**Short exercise:** Present every line in which the string "screenshot" appears.
-- start Given records --
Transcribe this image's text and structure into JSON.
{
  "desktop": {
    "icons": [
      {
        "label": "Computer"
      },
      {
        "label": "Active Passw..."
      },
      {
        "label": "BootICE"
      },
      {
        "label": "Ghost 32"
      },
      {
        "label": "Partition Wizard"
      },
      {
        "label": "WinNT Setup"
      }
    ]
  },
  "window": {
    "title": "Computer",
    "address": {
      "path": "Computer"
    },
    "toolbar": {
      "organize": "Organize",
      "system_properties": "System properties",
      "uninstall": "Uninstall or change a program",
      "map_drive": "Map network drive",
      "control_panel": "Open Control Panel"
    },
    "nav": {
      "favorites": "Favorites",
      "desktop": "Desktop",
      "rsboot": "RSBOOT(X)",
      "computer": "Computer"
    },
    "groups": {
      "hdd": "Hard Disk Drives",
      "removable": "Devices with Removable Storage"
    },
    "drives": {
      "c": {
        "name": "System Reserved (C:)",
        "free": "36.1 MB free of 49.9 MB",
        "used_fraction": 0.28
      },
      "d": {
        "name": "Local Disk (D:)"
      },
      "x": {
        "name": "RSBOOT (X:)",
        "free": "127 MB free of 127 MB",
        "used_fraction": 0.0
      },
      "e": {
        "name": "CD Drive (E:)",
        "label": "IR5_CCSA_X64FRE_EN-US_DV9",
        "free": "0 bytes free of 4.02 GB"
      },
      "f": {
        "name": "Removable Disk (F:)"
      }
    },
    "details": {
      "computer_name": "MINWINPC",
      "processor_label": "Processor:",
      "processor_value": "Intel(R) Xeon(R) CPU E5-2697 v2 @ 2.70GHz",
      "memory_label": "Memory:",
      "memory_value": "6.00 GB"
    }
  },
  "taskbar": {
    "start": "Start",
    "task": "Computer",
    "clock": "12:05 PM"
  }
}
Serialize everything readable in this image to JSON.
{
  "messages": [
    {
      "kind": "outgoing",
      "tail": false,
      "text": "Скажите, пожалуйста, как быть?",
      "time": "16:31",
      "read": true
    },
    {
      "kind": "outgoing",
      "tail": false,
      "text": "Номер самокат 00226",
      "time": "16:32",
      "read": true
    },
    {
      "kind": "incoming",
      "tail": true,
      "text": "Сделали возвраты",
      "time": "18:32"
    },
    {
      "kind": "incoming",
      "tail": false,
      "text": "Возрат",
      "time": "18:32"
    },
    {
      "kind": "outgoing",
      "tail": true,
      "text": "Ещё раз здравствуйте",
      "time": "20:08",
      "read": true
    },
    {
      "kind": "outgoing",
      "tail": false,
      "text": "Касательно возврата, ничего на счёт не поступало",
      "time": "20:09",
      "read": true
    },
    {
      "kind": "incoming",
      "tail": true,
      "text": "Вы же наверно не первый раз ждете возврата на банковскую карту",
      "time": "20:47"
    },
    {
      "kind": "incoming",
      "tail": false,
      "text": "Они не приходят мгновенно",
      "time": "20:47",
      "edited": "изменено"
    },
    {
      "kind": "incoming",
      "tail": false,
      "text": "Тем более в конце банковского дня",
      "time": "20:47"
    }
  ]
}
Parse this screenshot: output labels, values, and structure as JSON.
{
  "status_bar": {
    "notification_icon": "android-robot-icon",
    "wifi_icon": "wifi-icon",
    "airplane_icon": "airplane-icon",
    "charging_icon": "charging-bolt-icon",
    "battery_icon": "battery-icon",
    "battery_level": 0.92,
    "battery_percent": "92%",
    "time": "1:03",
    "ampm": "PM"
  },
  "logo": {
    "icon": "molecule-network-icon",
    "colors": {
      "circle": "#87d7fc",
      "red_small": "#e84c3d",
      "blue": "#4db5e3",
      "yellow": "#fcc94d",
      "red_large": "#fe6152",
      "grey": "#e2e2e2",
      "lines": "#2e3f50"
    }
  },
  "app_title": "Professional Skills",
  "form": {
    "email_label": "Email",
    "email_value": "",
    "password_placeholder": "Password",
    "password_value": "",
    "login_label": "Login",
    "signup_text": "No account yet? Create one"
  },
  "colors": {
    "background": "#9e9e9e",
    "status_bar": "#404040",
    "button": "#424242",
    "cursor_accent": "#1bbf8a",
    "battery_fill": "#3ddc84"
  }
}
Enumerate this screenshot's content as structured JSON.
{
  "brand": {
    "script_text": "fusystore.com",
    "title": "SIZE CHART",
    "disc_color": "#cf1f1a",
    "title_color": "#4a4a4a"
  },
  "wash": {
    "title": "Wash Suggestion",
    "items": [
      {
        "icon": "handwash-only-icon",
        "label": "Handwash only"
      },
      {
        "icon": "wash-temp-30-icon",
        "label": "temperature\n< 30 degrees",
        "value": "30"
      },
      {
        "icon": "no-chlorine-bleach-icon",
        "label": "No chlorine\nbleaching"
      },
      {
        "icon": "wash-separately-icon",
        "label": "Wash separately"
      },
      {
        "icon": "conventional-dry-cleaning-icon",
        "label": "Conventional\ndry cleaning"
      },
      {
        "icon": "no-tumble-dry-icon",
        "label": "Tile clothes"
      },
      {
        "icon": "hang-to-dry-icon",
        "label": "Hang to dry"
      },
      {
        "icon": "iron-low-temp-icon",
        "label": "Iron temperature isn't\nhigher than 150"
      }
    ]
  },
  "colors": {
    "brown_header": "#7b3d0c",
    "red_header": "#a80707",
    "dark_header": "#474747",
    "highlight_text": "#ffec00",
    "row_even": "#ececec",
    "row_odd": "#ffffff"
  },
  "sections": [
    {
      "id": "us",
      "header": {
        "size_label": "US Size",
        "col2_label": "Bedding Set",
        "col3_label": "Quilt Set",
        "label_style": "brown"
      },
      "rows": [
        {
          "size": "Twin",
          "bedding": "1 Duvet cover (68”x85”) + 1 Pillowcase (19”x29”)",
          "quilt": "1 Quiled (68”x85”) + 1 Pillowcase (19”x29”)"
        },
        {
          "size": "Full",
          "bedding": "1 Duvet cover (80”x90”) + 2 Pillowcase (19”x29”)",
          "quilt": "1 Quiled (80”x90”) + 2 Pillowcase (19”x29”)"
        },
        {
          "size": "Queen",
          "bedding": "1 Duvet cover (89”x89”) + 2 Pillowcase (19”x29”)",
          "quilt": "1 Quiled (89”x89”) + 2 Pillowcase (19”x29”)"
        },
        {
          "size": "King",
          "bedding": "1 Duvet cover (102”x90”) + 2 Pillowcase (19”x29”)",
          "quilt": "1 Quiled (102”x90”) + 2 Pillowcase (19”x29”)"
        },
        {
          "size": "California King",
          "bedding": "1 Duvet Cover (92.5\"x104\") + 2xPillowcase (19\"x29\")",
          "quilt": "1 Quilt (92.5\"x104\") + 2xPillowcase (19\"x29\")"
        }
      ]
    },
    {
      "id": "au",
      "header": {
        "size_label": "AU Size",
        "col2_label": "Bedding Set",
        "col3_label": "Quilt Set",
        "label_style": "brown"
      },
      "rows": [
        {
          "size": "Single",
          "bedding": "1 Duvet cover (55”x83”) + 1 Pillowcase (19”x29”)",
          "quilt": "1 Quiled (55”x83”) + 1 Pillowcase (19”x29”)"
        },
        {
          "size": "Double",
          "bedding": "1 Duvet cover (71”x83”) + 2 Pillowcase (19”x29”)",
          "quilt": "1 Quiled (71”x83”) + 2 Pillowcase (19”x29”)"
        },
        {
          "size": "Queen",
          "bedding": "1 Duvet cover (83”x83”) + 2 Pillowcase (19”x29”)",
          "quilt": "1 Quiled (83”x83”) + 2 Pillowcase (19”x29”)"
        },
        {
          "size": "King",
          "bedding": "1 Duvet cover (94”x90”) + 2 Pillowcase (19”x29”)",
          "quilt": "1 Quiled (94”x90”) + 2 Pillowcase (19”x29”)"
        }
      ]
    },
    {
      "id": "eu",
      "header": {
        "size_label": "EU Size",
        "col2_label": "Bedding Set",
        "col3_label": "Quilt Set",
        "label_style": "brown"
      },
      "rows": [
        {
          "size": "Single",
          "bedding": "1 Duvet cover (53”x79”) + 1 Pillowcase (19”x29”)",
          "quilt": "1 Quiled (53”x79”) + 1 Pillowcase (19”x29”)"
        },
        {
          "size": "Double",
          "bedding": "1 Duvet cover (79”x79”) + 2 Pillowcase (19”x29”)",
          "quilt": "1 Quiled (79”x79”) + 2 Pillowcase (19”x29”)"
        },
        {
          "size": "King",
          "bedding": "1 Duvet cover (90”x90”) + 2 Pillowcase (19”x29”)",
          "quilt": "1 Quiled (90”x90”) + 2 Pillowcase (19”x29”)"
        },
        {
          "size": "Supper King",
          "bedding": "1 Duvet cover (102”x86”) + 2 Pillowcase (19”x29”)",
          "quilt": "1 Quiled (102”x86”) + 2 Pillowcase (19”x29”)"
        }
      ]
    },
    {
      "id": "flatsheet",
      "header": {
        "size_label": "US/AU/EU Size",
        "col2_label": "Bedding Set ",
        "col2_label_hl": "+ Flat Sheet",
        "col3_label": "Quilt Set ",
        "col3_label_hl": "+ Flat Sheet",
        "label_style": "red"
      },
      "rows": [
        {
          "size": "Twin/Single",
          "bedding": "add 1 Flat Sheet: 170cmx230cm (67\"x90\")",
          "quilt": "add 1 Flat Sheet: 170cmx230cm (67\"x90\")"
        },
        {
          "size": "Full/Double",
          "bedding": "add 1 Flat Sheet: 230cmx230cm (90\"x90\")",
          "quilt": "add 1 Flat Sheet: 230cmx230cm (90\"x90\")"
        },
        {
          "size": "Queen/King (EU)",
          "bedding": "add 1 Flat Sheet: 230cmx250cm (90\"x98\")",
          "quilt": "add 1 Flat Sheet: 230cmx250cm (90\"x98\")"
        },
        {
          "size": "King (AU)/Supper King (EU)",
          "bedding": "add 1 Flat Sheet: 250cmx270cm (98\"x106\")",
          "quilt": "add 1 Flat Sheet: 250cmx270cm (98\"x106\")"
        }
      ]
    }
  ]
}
-- end Given records --
**Answer to this problem:**
Parse this screenshot: output labels, values, and structure as JSON.
Enumerate this screenshot's content as structured JSON.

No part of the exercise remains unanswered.